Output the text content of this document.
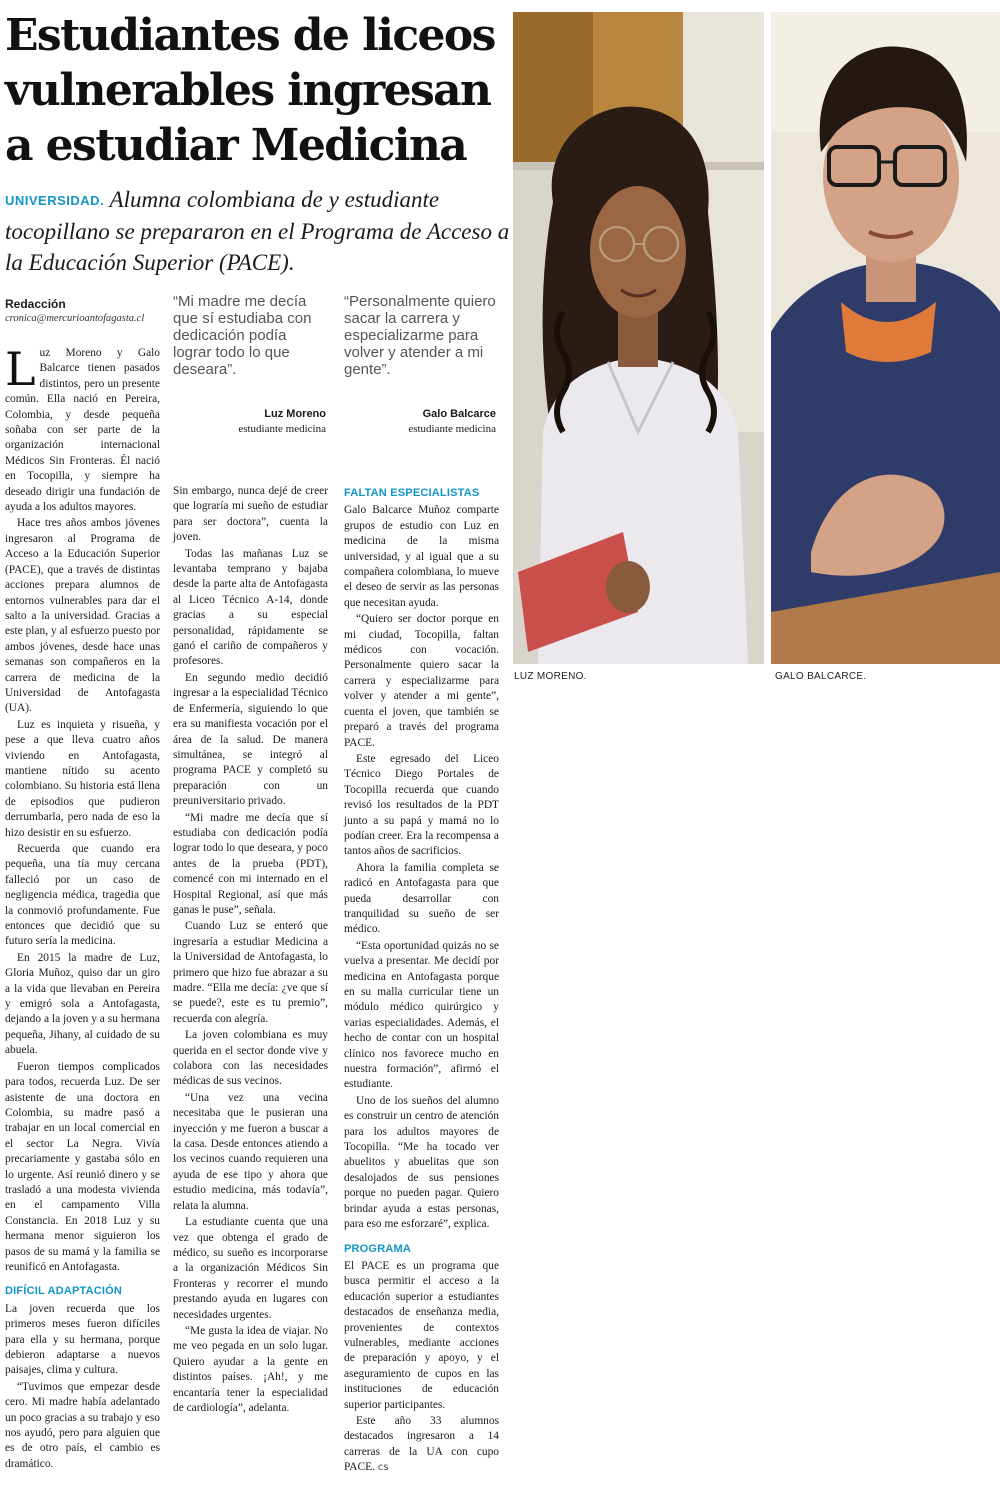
Estudiantes de liceos vulnerables ingresan a estudiar Medicina
UNIVERSIDAD. Alumna colombiana de y estudiante tocopillano se prepararon en el Programa de Acceso a la Educación Superior (PACE).
Redacción
cronica@mercurioantofagasta.cl
“Mi madre me decía que sí estudiaba con dedicación podía lograr todo lo que deseara”.
Luz Moreno
estudiante medicina
“Personalmente quiero sacar la carrera y especializarme para volver y atender a mi gente”.
Galo Balcarce
estudiante medicina

Luz Moreno y Galo Balcarce tienen pasados distintos, pero un presente común. Ella nació en Pereira, Colombia, y desde pequeña soñaba con ser parte de la organización internacional Médicos Sin Fronteras. Él nació en Tocopilla, y siempre ha deseado dirigir una fundación de ayuda a los adultos mayores.

Hace tres años ambos jóvenes ingresaron al Programa de Acceso a la Educación Superior (PACE), que a través de distintas acciones prepara alumnos de entornos vulnerables para dar el salto a la universidad. Gracias a este plan, y al esfuerzo puesto por ambos jóvenes, desde hace unas semanas son compañeros en la carrera de medicina de la Universidad de Antofagasta (UA).

Luz es inquieta y risueña, y pese a que lleva cuatro años viviendo en Antofagasta, mantiene nítido su acento colombiano. Su historia está llena de episodios que pudieron derrumbarla, pero nada de eso la hizo desistir en su esfuerzo.

Recuerda que cuando era pequeña, una tía muy cercana falleció por un caso de negligencia médica, tragedia que la conmovió profundamente. Fue entonces que decidió que su futuro sería la medicina.

En 2015 la madre de Luz, Gloria Muñoz, quiso dar un giro a la vida que llevaban en Pereira y emigró sola a Antofagasta, dejando a la joven y a su hermana pequeña, Jihany, al cuidado de su abuela.

Fueron tiempos complicados para todos, recuerda Luz. De ser asistente de una doctora en Colombia, su madre pasó a trabajar en un local comercial en el sector La Negra. Vivía precariamente y gastaba sólo en lo urgente. Así reunió dinero y se trasladó a una modesta vivienda en el campamento Villa Constancia. En 2018 Luz y su hermana menor siguieron los pasos de su mamá y la familia se reunificó en Antofagasta.

DIFÍCIL ADAPTACIÓN

La joven recuerda que los primeros meses fueron difíciles para ella y su hermana, porque debieron adaptarse a nuevos paisajes, clima y cultura.

“Tuvimos que empezar desde cero. Mi madre había adelantado un poco gracias a su trabajo y eso nos ayudó, pero para alguien que es de otro país, el cambio es dramático.

Sin embargo, nunca dejé de creer que lograría mi sueño de estudiar para ser doctora”, cuenta la joven.

Todas las mañanas Luz se levantaba temprano y bajaba desde la parte alta de Antofagasta al Liceo Técnico A-14, donde gracias a su especial personalidad, rápidamente se ganó el cariño de compañeros y profesores.

En segundo medio decidió ingresar a la especialidad Técnico de Enfermería, siguiendo lo que era su manifiesta vocación por el área de la salud. De manera simultánea, se integró al programa PACE y completó su preparación con un preuniversitario privado.

“Mi madre me decía que sí estudiaba con dedicación podía lograr todo lo que deseara, y poco antes de la prueba (PDT), comencé con mi internado en el Hospital Regional, así que más ganas le puse”, señala.

Cuando Luz se enteró que ingresaría a estudiar Medicina a la Universidad de Antofagasta, lo primero que hizo fue abrazar a su madre. “Ella me decía: ¿ve que sí se puede?, este es tu premio”, recuerda con alegría.

La joven colombiana es muy querida en el sector donde vive y colabora con las necesidades médicas de sus vecinos.

“Una vez una vecina necesitaba que le pusieran una inyección y me fueron a buscar a la casa. Desde entonces atiendo a los vecinos cuando requieren una ayuda de ese tipo y ahora que estudio medicina, más todavía”, relata la alumna.

La estudiante cuenta que una vez que obtenga el grado de médico, su sueño es incorporarse a la organización Médicos Sin Fronteras y recorrer el mundo prestando ayuda en lugares con necesidades urgentes.

“Me gusta la idea de viajar. No me veo pegada en un solo lugar. Quiero ayudar a la gente en distintos países. ¡Ah!, y me encantaría tener la especialidad de cardiología”, adelanta.

FALTAN ESPECIALISTAS

Galo Balcarce Muñoz comparte grupos de estudio con Luz en medicina de la misma universidad, y al igual que a su compañera colombiana, lo mueve el deseo de servir as las personas que necesitan ayuda.

“Quiero ser doctor porque en mi ciudad, Tocopilla, faltan médicos con vocación. Personalmente quiero sacar la carrera y especializarme para volver y atender a mi gente”, cuenta el joven, que también se preparó a través del programa PACE.

Este egresado del Liceo Técnico Diego Portales de Tocopilla recuerda que cuando revisó los resultados de la PDT junto a su papá y mamá no lo podían creer. Era la recompensa a tantos años de sacrificios.

Ahora la familia completa se radicó en Antofagasta para que pueda desarrollar con tranquilidad su sueño de ser médico.

“Esta oportunidad quizás no se vuelva a presentar. Me decidí por medicina en Antofagasta porque en su malla curricular tiene un módulo médico quirúrgico y varias especialidades. Además, el hecho de contar con un hospital clínico nos favorece mucho en nuestra formación”, afirmó el estudiante.

Uno de los sueños del alumno es construir un centro de atención para los adultos mayores de Tocopilla. “Me ha tocado ver abuelitos y abuelitas que son desalojados de sus pensiones porque no pueden pagar. Quiero brindar ayuda a estas personas, para eso me esforzaré”, explica.

PROGRAMA

El PACE es un programa que busca permitir el acceso a la educación superior a estudiantes destacados de enseñanza media, provenientes de contextos vulnerables, mediante acciones de preparación y apoyo, y el aseguramiento de cupos en las instituciones de educación superior participantes.

Este año 33 alumnos destacados ingresaron a 14 carreras de la UA con cupo PACE. cs

LUZ MORENO.	GALO BALCARCE.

----

Find the lines above that include the string "decía" and copy them.

“Mi madre me decía que sí estudiaba con dedicación podía lograr todo lo que deseara”.
“Mi madre me decía que sí estudiaba con dedicación podía lograr todo lo que deseara, y poco antes de la prueba (PDT), comencé con mi internado en el Hospital Regional, así que más ganas le puse”, señala.
Cuando Luz se enteró que ingresaría a estudiar Medicina a la Universidad de Antofagasta, lo primero que hizo fue abrazar a su madre. “Ella me decía: ¿ve que sí se puede?, este es tu premio”, recuerda con alegría.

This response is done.